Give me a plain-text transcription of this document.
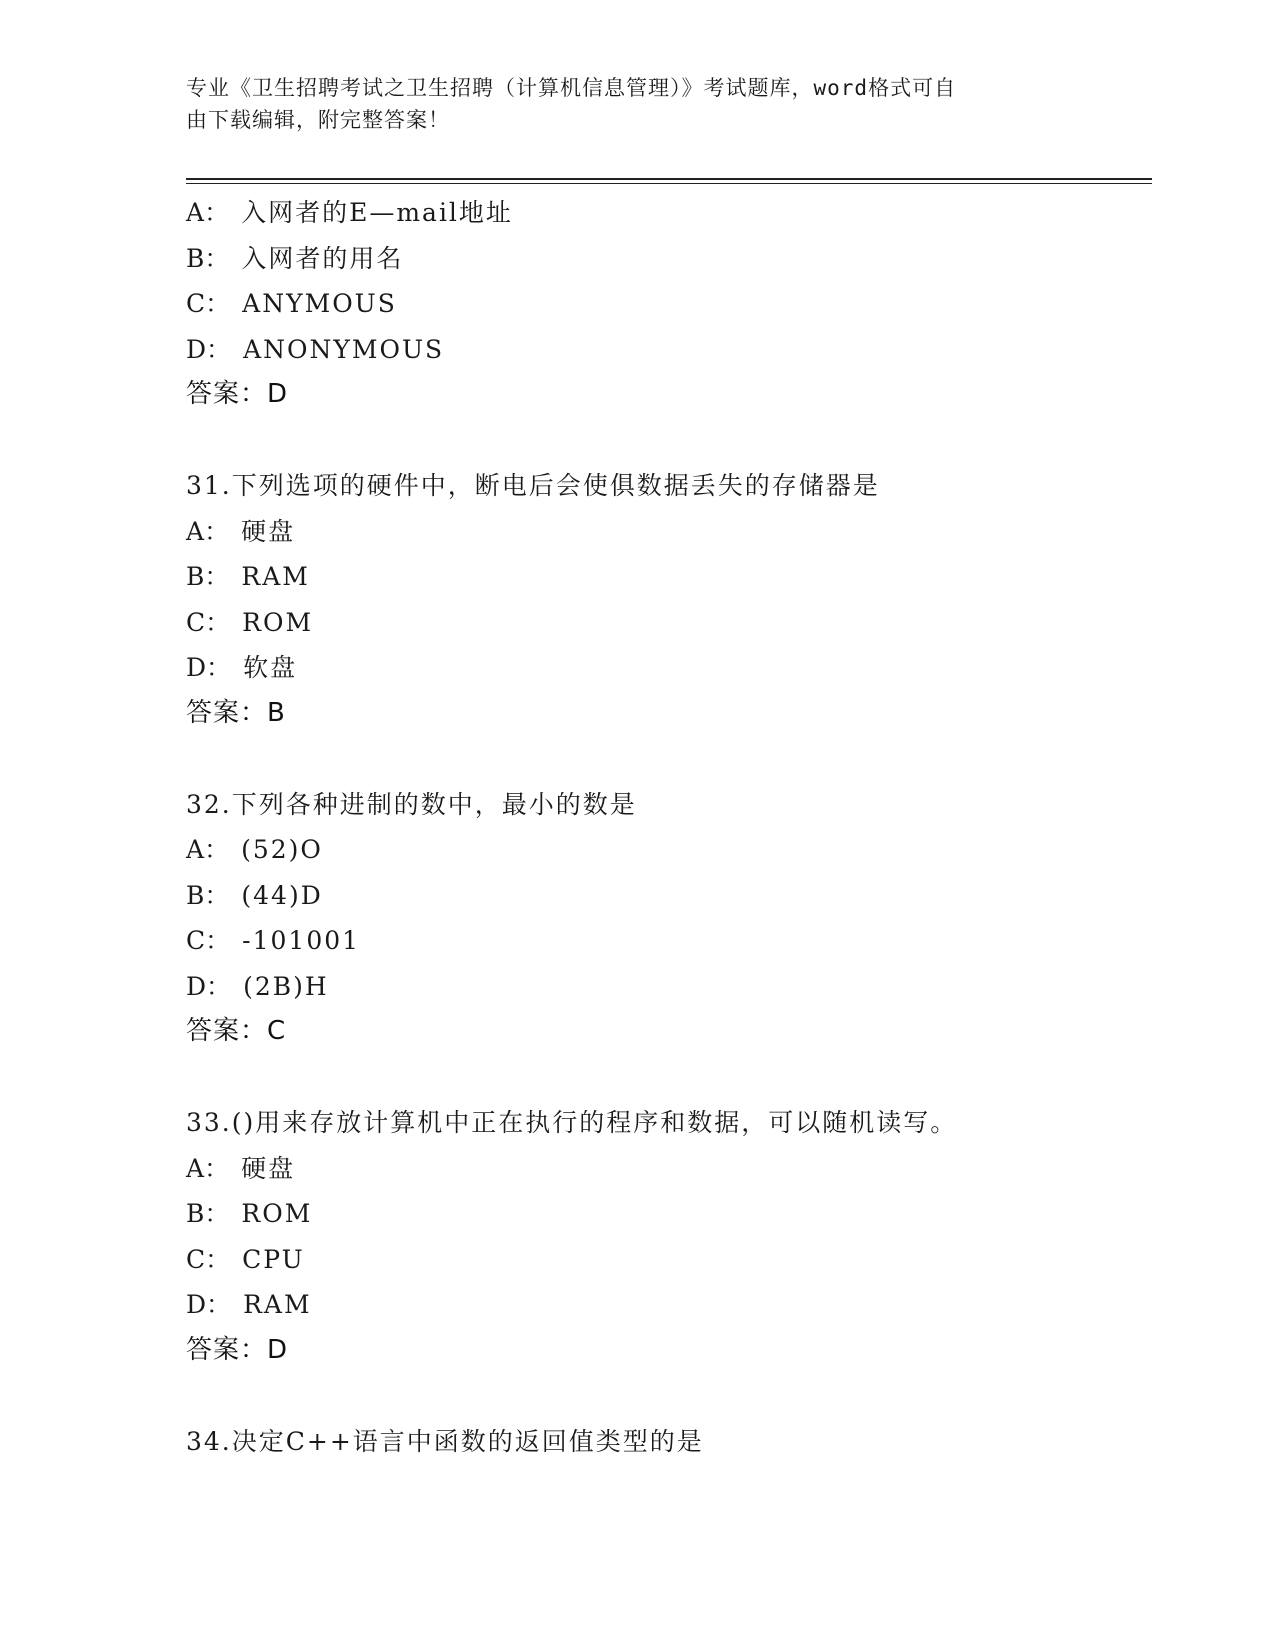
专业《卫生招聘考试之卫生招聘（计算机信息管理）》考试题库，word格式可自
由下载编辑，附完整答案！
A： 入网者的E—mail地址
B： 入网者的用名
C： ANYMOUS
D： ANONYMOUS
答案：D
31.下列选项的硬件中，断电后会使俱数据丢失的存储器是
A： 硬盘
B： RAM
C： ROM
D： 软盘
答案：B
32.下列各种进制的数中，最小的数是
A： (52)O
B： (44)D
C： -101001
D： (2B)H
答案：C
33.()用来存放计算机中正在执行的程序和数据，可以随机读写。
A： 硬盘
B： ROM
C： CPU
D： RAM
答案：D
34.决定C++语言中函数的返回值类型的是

==

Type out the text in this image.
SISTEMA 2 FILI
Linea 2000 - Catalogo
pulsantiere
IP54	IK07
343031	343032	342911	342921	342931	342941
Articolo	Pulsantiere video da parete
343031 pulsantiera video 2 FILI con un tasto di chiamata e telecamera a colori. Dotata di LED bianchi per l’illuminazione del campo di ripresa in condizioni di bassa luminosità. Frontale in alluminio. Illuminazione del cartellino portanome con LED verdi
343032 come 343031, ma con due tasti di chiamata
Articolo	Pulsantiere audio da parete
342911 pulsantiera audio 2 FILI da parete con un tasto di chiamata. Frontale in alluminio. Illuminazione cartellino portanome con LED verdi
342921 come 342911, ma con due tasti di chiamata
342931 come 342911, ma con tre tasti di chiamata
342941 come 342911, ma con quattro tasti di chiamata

* * *

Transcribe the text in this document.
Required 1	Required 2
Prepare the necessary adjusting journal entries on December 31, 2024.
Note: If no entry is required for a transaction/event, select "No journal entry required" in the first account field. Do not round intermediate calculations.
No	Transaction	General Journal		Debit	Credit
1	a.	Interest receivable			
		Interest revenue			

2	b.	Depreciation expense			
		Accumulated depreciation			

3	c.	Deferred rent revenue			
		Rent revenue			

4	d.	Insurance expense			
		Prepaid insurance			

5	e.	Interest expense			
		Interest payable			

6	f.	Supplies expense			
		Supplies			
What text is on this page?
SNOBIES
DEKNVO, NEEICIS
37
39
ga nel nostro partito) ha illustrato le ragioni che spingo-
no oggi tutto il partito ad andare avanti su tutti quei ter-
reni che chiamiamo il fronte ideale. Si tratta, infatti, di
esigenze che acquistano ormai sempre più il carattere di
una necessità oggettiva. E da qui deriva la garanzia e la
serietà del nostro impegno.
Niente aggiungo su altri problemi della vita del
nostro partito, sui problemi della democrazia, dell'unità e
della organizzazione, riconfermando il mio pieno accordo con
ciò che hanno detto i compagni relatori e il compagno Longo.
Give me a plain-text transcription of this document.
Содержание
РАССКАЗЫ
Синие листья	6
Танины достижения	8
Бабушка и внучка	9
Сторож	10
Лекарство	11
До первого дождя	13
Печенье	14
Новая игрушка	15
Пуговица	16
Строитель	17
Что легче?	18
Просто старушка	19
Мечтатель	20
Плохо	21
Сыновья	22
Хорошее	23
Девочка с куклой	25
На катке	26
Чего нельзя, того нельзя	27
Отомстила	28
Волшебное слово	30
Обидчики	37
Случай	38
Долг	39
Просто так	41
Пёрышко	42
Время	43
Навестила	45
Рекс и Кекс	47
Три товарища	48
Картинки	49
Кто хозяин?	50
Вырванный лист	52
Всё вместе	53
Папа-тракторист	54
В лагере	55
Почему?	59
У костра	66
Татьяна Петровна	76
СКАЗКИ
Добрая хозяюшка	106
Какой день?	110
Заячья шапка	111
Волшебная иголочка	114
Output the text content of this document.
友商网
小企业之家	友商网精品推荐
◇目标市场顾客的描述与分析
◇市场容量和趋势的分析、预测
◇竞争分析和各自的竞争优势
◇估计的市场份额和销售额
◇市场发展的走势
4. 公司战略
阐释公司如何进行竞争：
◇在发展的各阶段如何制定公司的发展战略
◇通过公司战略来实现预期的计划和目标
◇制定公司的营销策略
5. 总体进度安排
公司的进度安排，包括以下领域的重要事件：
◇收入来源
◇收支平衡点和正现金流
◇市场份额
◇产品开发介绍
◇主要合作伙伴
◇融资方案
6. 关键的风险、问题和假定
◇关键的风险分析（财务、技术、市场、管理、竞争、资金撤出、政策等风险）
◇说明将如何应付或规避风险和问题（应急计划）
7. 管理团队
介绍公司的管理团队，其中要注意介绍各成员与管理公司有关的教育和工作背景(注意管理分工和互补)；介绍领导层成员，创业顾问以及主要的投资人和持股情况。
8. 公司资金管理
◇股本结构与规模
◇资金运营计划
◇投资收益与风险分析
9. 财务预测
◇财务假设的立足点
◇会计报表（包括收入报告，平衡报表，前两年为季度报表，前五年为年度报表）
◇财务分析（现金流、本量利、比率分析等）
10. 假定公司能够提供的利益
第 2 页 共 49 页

- _What is needed_
Among the records above, find each line holding the string "expense" and pull it out.

- _Written solution_
2	b.	Depreciation expense			
4	d.	Insurance expense			
5	e.	Interest expense			
6	f.	Supplies expense			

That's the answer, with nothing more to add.